## DATA SUPPLIED:
++++++++
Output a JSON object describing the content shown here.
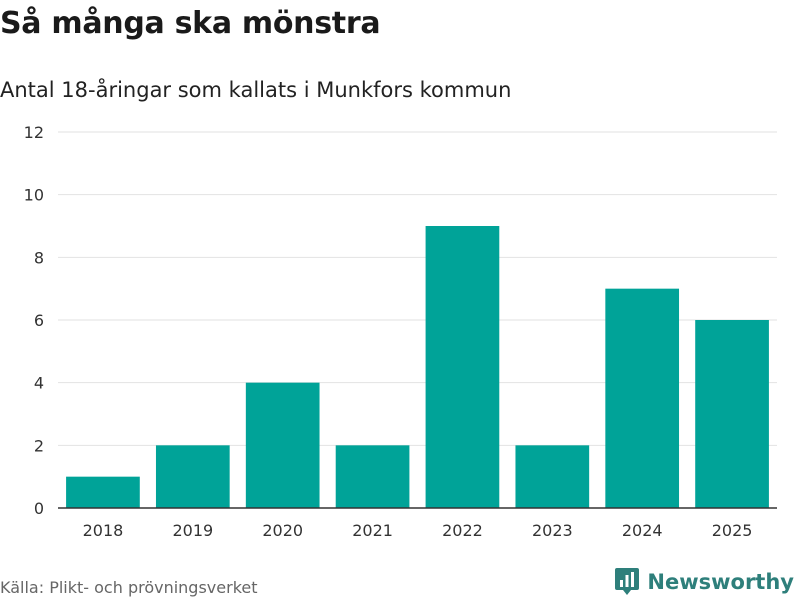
{
  "title": "Så många ska mönstra",
  "subtitle": "Antal 18-åringar som kallats i Munkfors kommun",
  "source": "Källa: Plikt- och prövningsverket",
  "brand": {
    "name": "Newsworthy",
    "icon": "bar-chart-logo-icon",
    "color": "#2e7f7b"
  },
  "chart_data": {
    "type": "bar",
    "categories": [
      "2018",
      "2019",
      "2020",
      "2021",
      "2022",
      "2023",
      "2024",
      "2025"
    ],
    "values": [
      1,
      2,
      4,
      2,
      9,
      2,
      7,
      6
    ],
    "title": "Så många ska mönstra",
    "subtitle": "Antal 18-åringar som kallats i Munkfors kommun",
    "xlabel": "",
    "ylabel": "",
    "ylim": [
      0,
      12
    ],
    "yticks": [
      0,
      2,
      4,
      6,
      8,
      10,
      12
    ],
    "grid": true,
    "color": "#00a398",
    "legend": "none"
  }
}
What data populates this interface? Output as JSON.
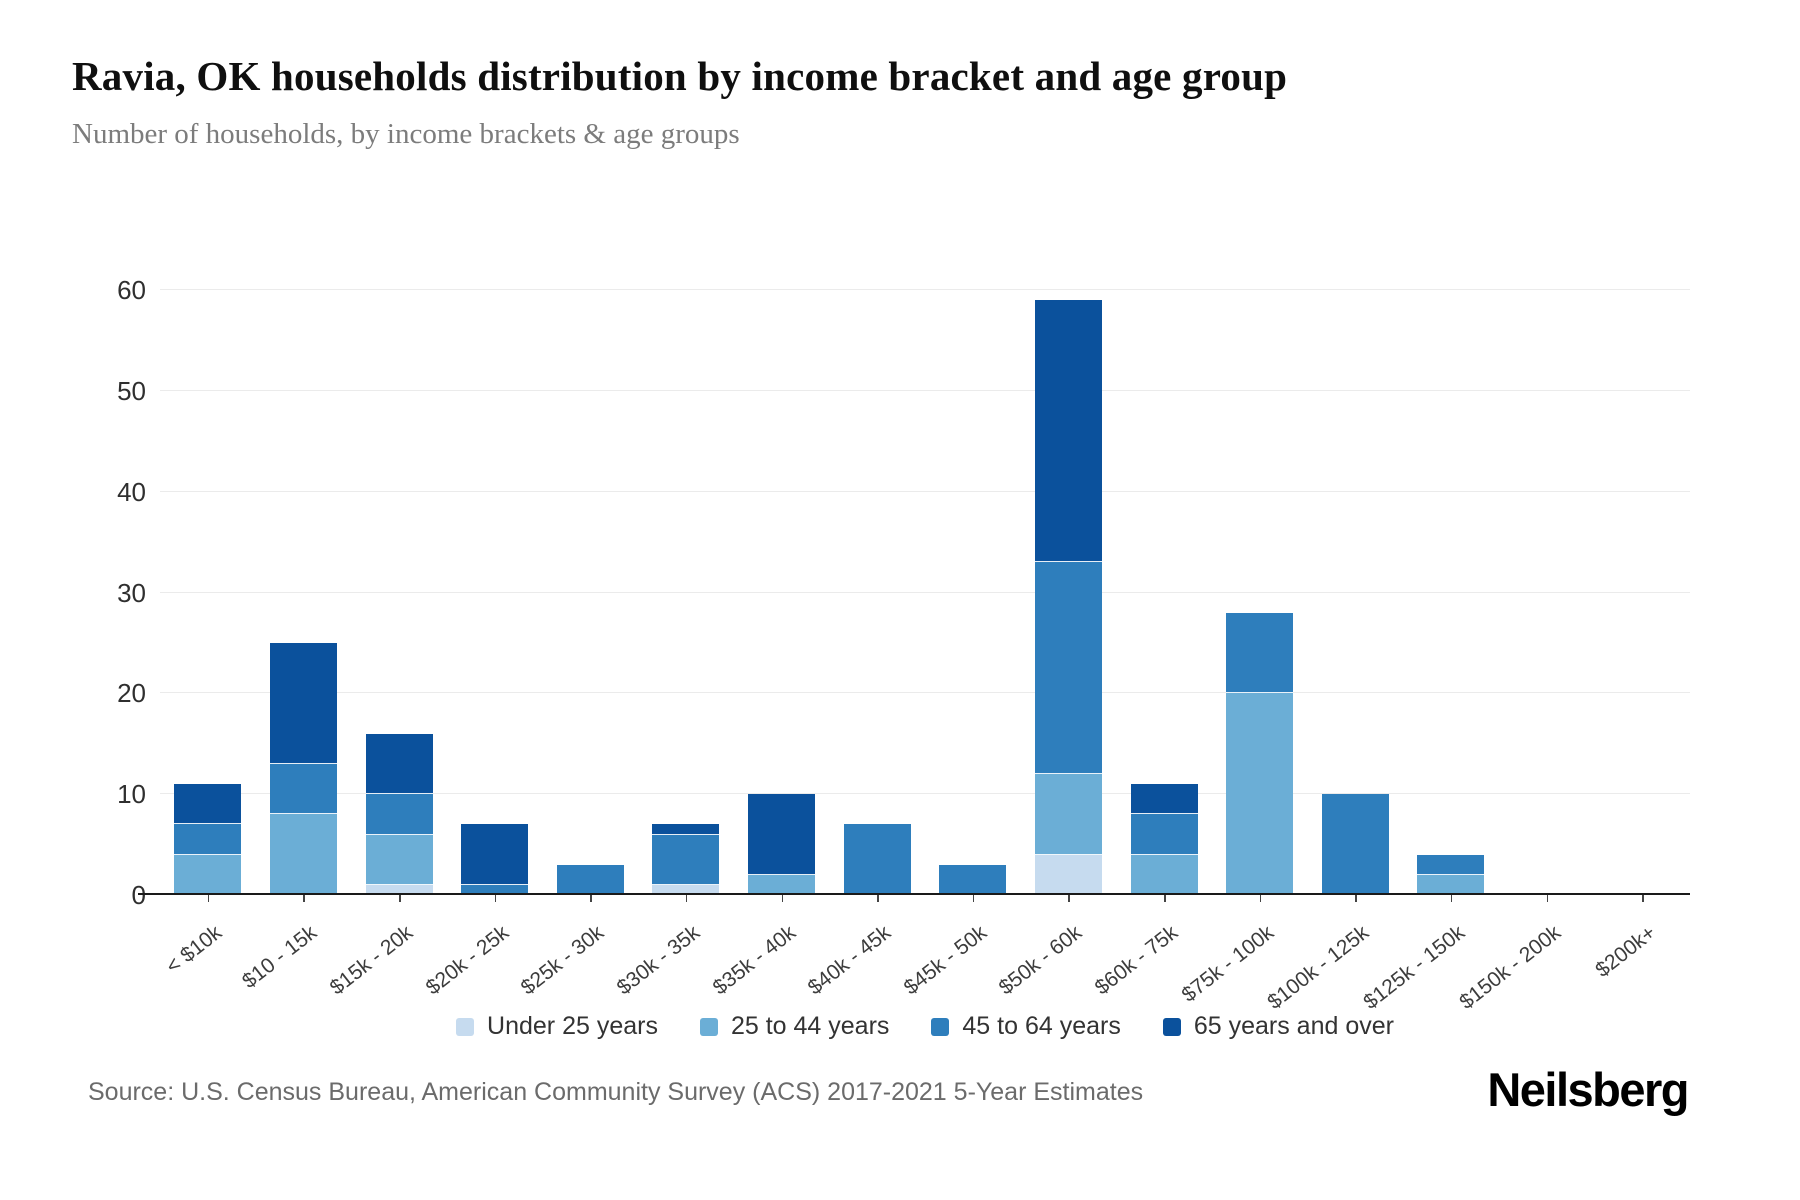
{
  "header": {
    "title": "Ravia, OK households distribution by income bracket and age group",
    "subtitle": "Number of households, by income brackets & age groups"
  },
  "chart_data": {
    "type": "bar",
    "stacked": true,
    "title": "Ravia, OK households distribution by income bracket and age group",
    "subtitle": "Number of households, by income brackets & age groups",
    "xlabel": "",
    "ylabel": "",
    "ylim": [
      0,
      60
    ],
    "yticks": [
      0,
      10,
      20,
      30,
      40,
      50,
      60
    ],
    "grid": "horizontal",
    "legend_position": "bottom",
    "categories": [
      "< $10k",
      "$10 - 15k",
      "$15k - 20k",
      "$20k - 25k",
      "$25k - 30k",
      "$30k - 35k",
      "$35k - 40k",
      "$40k - 45k",
      "$45k - 50k",
      "$50k - 60k",
      "$60k - 75k",
      "$75k - 100k",
      "$100k - 125k",
      "$125k - 150k",
      "$150k - 200k",
      "$200k+"
    ],
    "series": [
      {
        "name": "Under 25 years",
        "color": "#c6dbef",
        "values": [
          0,
          0,
          1,
          0,
          0,
          1,
          0,
          0,
          0,
          4,
          0,
          0,
          0,
          0,
          0,
          0
        ]
      },
      {
        "name": "25 to 44 years",
        "color": "#6baed6",
        "values": [
          4,
          8,
          5,
          0,
          0,
          0,
          2,
          0,
          0,
          8,
          4,
          20,
          0,
          2,
          0,
          0
        ]
      },
      {
        "name": "45 to 64 years",
        "color": "#2e7ebc",
        "values": [
          3,
          5,
          4,
          1,
          3,
          5,
          0,
          7,
          3,
          21,
          4,
          8,
          10,
          2,
          0,
          0
        ]
      },
      {
        "name": "65 years and over",
        "color": "#0b519c",
        "values": [
          4,
          12,
          6,
          6,
          0,
          1,
          8,
          0,
          0,
          26,
          3,
          0,
          0,
          0,
          0,
          0
        ]
      }
    ],
    "totals": [
      11,
      25,
      16,
      7,
      3,
      7,
      10,
      7,
      3,
      59,
      11,
      28,
      10,
      4,
      0,
      0
    ]
  },
  "footer": {
    "source": "Source: U.S. Census Bureau, American Community Survey (ACS) 2017-2021 5-Year Estimates",
    "logo": "Neilsberg"
  }
}
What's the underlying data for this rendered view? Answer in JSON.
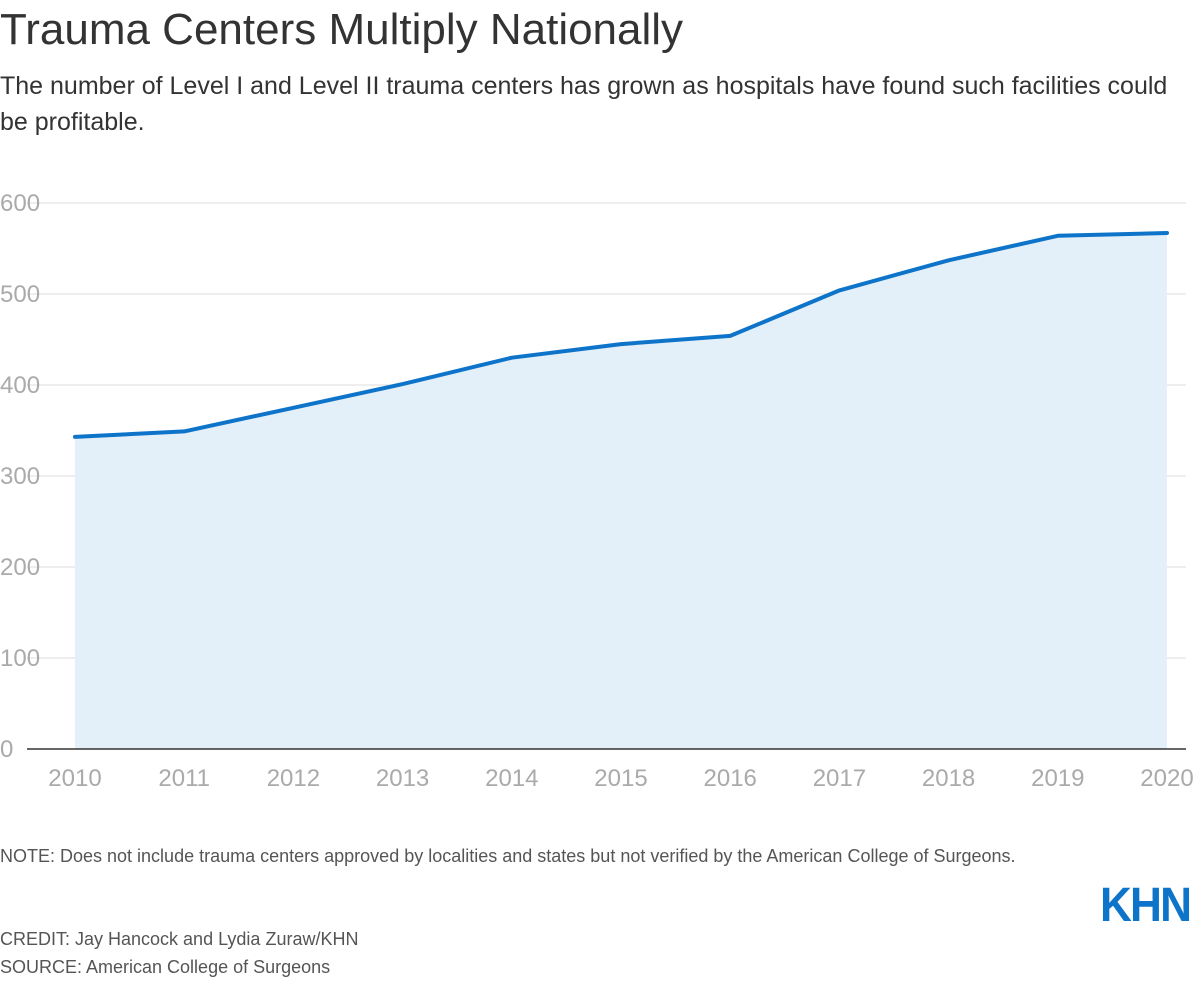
++++++++
## THE TASK:
All entries must be written out again exactly as given, with no pictures in the copy.

## REPLY TO THE EXERCISE:
Output a JSON object describing the content shown here.
{
  "title": "Så många ska mönstra",
  "subtitle": "Antal 18-åringar som kallats i Munkfors kommun",
  "source": "Källa: Plikt- och prövningsverket",
  "brand": {
    "name": "Newsworthy",
    "icon": "bar-chart-logo-icon",
    "color": "#2e7f7b"
  },
  "chart_data": {
    "type": "bar",
    "categories": [
      "2018",
      "2019",
      "2020",
      "2021",
      "2022",
      "2023",
      "2024",
      "2025"
    ],
    "values": [
      1,
      2,
      4,
      2,
      9,
      2,
      7,
      6
    ],
    "title": "Så många ska mönstra",
    "subtitle": "Antal 18-åringar som kallats i Munkfors kommun",
    "xlabel": "",
    "ylabel": "",
    "ylim": [
      0,
      12
    ],
    "yticks": [
      0,
      2,
      4,
      6,
      8,
      10,
      12
    ],
    "grid": true,
    "color": "#00a398",
    "legend": "none"
  }
}
What data populates this interface? Output as JSON.
{
  "header": {
    "title": "Ravia, OK households distribution by income bracket and age group",
    "subtitle": "Number of households, by income brackets & age groups"
  },
  "chart_data": {
    "type": "bar",
    "stacked": true,
    "title": "Ravia, OK households distribution by income bracket and age group",
    "subtitle": "Number of households, by income brackets & age groups",
    "xlabel": "",
    "ylabel": "",
    "ylim": [
      0,
      60
    ],
    "yticks": [
      0,
      10,
      20,
      30,
      40,
      50,
      60
    ],
    "grid": "horizontal",
    "legend_position": "bottom",
    "categories": [
      "< $10k",
      "$10 - 15k",
      "$15k - 20k",
      "$20k - 25k",
      "$25k - 30k",
      "$30k - 35k",
      "$35k - 40k",
      "$40k - 45k",
      "$45k - 50k",
      "$50k - 60k",
      "$60k - 75k",
      "$75k - 100k",
      "$100k - 125k",
      "$125k - 150k",
      "$150k - 200k",
      "$200k+"
    ],
    "series": [
      {
        "name": "Under 25 years",
        "color": "#c6dbef",
        "values": [
          0,
          0,
          1,
          0,
          0,
          1,
          0,
          0,
          0,
          4,
          0,
          0,
          0,
          0,
          0,
          0
        ]
      },
      {
        "name": "25 to 44 years",
        "color": "#6baed6",
        "values": [
          4,
          8,
          5,
          0,
          0,
          0,
          2,
          0,
          0,
          8,
          4,
          20,
          0,
          2,
          0,
          0
        ]
      },
      {
        "name": "45 to 64 years",
        "color": "#2e7ebc",
        "values": [
          3,
          5,
          4,
          1,
          3,
          5,
          0,
          7,
          3,
          21,
          4,
          8,
          10,
          2,
          0,
          0
        ]
      },
      {
        "name": "65 years and over",
        "color": "#0b519c",
        "values": [
          4,
          12,
          6,
          6,
          0,
          1,
          8,
          0,
          0,
          26,
          3,
          0,
          0,
          0,
          0,
          0
        ]
      }
    ],
    "totals": [
      11,
      25,
      16,
      7,
      3,
      7,
      10,
      7,
      3,
      59,
      11,
      28,
      10,
      4,
      0,
      0
    ]
  },
  "footer": {
    "source": "Source: U.S. Census Bureau, American Community Survey (ACS) 2017-2021 5-Year Estimates",
    "logo": "Neilsberg"
  }
}
What's the underlying data for this rendered view? Answer in JSON.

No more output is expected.